The exercise >> Will you give the material below again, every line exactly as it is?

Items from a data source:

------------

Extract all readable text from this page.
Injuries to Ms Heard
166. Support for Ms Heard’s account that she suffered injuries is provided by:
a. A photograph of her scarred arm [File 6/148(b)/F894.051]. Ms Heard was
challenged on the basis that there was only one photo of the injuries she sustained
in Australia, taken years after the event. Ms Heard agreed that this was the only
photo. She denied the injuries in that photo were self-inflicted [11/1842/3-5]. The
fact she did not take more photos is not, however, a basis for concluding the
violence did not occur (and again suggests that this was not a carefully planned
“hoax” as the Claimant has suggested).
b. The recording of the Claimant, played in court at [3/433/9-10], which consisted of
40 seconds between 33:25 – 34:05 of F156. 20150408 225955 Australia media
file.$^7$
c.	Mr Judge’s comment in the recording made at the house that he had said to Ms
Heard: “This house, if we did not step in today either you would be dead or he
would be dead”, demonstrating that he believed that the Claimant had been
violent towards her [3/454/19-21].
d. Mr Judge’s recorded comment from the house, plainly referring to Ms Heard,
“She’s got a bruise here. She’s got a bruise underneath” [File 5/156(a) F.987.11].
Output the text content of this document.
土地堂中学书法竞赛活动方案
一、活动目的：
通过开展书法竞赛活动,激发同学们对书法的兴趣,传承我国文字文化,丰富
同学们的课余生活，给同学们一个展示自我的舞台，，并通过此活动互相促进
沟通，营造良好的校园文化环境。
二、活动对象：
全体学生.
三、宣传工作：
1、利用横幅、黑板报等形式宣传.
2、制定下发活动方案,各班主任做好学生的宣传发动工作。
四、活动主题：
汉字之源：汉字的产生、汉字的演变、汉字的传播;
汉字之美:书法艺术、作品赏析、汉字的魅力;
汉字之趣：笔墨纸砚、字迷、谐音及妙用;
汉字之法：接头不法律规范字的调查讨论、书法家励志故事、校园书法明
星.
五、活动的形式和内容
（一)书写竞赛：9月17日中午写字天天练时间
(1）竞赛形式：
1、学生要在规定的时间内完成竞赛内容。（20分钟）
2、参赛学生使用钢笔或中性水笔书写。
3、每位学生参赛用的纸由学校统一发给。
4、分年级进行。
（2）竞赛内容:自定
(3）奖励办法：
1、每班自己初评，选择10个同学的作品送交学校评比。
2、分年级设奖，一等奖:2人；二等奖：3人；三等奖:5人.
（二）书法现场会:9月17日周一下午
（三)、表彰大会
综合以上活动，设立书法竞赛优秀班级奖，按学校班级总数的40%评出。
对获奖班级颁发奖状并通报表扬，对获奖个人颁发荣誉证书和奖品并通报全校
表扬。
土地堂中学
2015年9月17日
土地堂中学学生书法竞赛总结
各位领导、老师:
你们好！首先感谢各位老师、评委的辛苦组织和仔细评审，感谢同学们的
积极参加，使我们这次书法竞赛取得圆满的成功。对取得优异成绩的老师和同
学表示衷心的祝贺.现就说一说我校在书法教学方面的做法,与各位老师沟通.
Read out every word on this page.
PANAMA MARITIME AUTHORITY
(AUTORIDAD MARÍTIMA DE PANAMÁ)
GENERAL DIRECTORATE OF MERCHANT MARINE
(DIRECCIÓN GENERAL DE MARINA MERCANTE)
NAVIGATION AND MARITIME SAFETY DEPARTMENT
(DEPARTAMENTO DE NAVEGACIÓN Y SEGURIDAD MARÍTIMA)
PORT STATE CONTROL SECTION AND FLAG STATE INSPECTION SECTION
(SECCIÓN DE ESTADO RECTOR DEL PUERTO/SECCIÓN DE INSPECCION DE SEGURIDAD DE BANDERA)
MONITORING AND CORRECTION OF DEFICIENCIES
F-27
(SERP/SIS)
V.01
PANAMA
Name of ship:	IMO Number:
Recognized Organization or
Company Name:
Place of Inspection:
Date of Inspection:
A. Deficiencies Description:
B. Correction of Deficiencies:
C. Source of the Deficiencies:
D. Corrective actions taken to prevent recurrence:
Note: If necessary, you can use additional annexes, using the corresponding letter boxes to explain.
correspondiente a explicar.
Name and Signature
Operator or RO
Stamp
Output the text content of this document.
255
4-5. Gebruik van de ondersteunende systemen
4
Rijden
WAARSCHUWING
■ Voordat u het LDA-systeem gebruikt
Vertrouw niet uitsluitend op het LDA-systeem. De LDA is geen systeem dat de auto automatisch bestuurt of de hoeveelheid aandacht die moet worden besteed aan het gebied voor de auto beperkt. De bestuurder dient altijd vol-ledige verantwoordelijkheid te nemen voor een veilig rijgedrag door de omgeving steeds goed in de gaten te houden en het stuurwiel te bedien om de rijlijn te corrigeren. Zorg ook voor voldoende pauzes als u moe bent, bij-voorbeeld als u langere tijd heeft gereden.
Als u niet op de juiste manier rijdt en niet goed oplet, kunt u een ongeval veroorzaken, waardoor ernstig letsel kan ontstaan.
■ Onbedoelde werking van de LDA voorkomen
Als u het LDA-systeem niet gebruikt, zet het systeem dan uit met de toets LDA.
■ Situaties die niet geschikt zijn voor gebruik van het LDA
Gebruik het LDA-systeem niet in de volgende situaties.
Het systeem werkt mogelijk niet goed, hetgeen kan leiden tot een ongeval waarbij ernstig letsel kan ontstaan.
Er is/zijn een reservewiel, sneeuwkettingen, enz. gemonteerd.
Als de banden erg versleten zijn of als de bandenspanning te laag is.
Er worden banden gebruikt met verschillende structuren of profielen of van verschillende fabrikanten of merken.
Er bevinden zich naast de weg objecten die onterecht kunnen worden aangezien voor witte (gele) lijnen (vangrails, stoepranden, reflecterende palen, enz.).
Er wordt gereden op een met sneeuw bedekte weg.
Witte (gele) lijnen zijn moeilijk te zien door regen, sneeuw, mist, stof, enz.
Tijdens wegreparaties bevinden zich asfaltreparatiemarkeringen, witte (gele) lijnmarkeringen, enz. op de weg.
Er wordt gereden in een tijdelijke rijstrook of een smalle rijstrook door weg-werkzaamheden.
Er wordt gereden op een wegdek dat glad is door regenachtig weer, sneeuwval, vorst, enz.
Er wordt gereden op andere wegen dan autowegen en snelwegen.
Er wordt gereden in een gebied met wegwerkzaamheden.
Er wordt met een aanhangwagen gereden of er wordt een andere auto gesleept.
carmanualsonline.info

------------

Exercise result >>
Extract all readable text from this page.
Injuries to Ms Heard
166. Support for Ms Heard’s account that she suffered injuries is provided by:
a. A photograph of her scarred arm [File 6/148(b)/F894.051]. Ms Heard was
challenged on the basis that there was only one photo of the injuries she sustained
in Australia, taken years after the event. Ms Heard agreed that this was the only
photo. She denied the injuries in that photo were self-inflicted [11/1842/3-5]. The
fact she did not take more photos is not, however, a basis for concluding the
violence did not occur (and again suggests that this was not a carefully planned
“hoax” as the Claimant has suggested).
b. The recording of the Claimant, played in court at [3/433/9-10], which consisted of
40 seconds between 33:25 – 34:05 of F156. 20150408 225955 Australia media
file.$^7$
c.	Mr Judge’s comment in the recording made at the house that he had said to Ms
Heard: “This house, if we did not step in today either you would be dead or he
would be dead”, demonstrating that he believed that the Claimant had been
violent towards her [3/454/19-21].
d. Mr Judge’s recorded comment from the house, plainly referring to Ms Heard,
“She’s got a bruise here. She’s got a bruise underneath” [File 5/156(a) F.987.11].
Output the text content of this document.
土地堂中学书法竞赛活动方案
一、活动目的：
通过开展书法竞赛活动,激发同学们对书法的兴趣,传承我国文字文化,丰富
同学们的课余生活，给同学们一个展示自我的舞台，，并通过此活动互相促进
沟通，营造良好的校园文化环境。
二、活动对象：
全体学生.
三、宣传工作：
1、利用横幅、黑板报等形式宣传.
2、制定下发活动方案,各班主任做好学生的宣传发动工作。
四、活动主题：
汉字之源：汉字的产生、汉字的演变、汉字的传播;
汉字之美:书法艺术、作品赏析、汉字的魅力;
汉字之趣：笔墨纸砚、字迷、谐音及妙用;
汉字之法：接头不法律规范字的调查讨论、书法家励志故事、校园书法明
星.
五、活动的形式和内容
（一)书写竞赛：9月17日中午写字天天练时间
(1）竞赛形式：
1、学生要在规定的时间内完成竞赛内容。（20分钟）
2、参赛学生使用钢笔或中性水笔书写。
3、每位学生参赛用的纸由学校统一发给。
4、分年级进行。
（2）竞赛内容:自定
(3）奖励办法：
1、每班自己初评，选择10个同学的作品送交学校评比。
2、分年级设奖，一等奖:2人；二等奖：3人；三等奖:5人.
（二）书法现场会:9月17日周一下午
（三)、表彰大会
综合以上活动，设立书法竞赛优秀班级奖，按学校班级总数的40%评出。
对获奖班级颁发奖状并通报表扬，对获奖个人颁发荣誉证书和奖品并通报全校
表扬。
土地堂中学
2015年9月17日
土地堂中学学生书法竞赛总结
各位领导、老师:
你们好！首先感谢各位老师、评委的辛苦组织和仔细评审，感谢同学们的
积极参加，使我们这次书法竞赛取得圆满的成功。对取得优异成绩的老师和同
学表示衷心的祝贺.现就说一说我校在书法教学方面的做法,与各位老师沟通.
Read out every word on this page.
PANAMA MARITIME AUTHORITY
(AUTORIDAD MARÍTIMA DE PANAMÁ)
GENERAL DIRECTORATE OF MERCHANT MARINE
(DIRECCIÓN GENERAL DE MARINA MERCANTE)
NAVIGATION AND MARITIME SAFETY DEPARTMENT
(DEPARTAMENTO DE NAVEGACIÓN Y SEGURIDAD MARÍTIMA)
PORT STATE CONTROL SECTION AND FLAG STATE INSPECTION SECTION
(SECCIÓN DE ESTADO RECTOR DEL PUERTO/SECCIÓN DE INSPECCION DE SEGURIDAD DE BANDERA)
MONITORING AND CORRECTION OF DEFICIENCIES
F-27
(SERP/SIS)
V.01
PANAMA
Name of ship:	IMO Number:
Recognized Organization or
Company Name:
Place of Inspection:
Date of Inspection:
A. Deficiencies Description:
B. Correction of Deficiencies:
C. Source of the Deficiencies:
D. Corrective actions taken to prevent recurrence:
Note: If necessary, you can use additional annexes, using the corresponding letter boxes to explain.
correspondiente a explicar.
Name and Signature
Operator or RO
Stamp
Output the text content of this document.
255
4-5. Gebruik van de ondersteunende systemen
4
Rijden
WAARSCHUWING
■ Voordat u het LDA-systeem gebruikt
Vertrouw niet uitsluitend op het LDA-systeem. De LDA is geen systeem dat de auto automatisch bestuurt of de hoeveelheid aandacht die moet worden besteed aan het gebied voor de auto beperkt. De bestuurder dient altijd vol-ledige verantwoordelijkheid te nemen voor een veilig rijgedrag door de omgeving steeds goed in de gaten te houden en het stuurwiel te bedien om de rijlijn te corrigeren. Zorg ook voor voldoende pauzes als u moe bent, bij-voorbeeld als u langere tijd heeft gereden.
Als u niet op de juiste manier rijdt en niet goed oplet, kunt u een ongeval veroorzaken, waardoor ernstig letsel kan ontstaan.
■ Onbedoelde werking van de LDA voorkomen
Als u het LDA-systeem niet gebruikt, zet het systeem dan uit met de toets LDA.
■ Situaties die niet geschikt zijn voor gebruik van het LDA
Gebruik het LDA-systeem niet in de volgende situaties.
Het systeem werkt mogelijk niet goed, hetgeen kan leiden tot een ongeval waarbij ernstig letsel kan ontstaan.
Er is/zijn een reservewiel, sneeuwkettingen, enz. gemonteerd.
Als de banden erg versleten zijn of als de bandenspanning te laag is.
Er worden banden gebruikt met verschillende structuren of profielen of van verschillende fabrikanten of merken.
Er bevinden zich naast de weg objecten die onterecht kunnen worden aangezien voor witte (gele) lijnen (vangrails, stoepranden, reflecterende palen, enz.).
Er wordt gereden op een met sneeuw bedekte weg.
Witte (gele) lijnen zijn moeilijk te zien door regen, sneeuw, mist, stof, enz.
Tijdens wegreparaties bevinden zich asfaltreparatiemarkeringen, witte (gele) lijnmarkeringen, enz. op de weg.
Er wordt gereden in een tijdelijke rijstrook of een smalle rijstrook door weg-werkzaamheden.
Er wordt gereden op een wegdek dat glad is door regenachtig weer, sneeuwval, vorst, enz.
Er wordt gereden op andere wegen dan autowegen en snelwegen.
Er wordt gereden in een gebied met wegwerkzaamheden.
Er wordt met een aanhangwagen gereden of er wordt een andere auto gesleept.
carmanualsonline.info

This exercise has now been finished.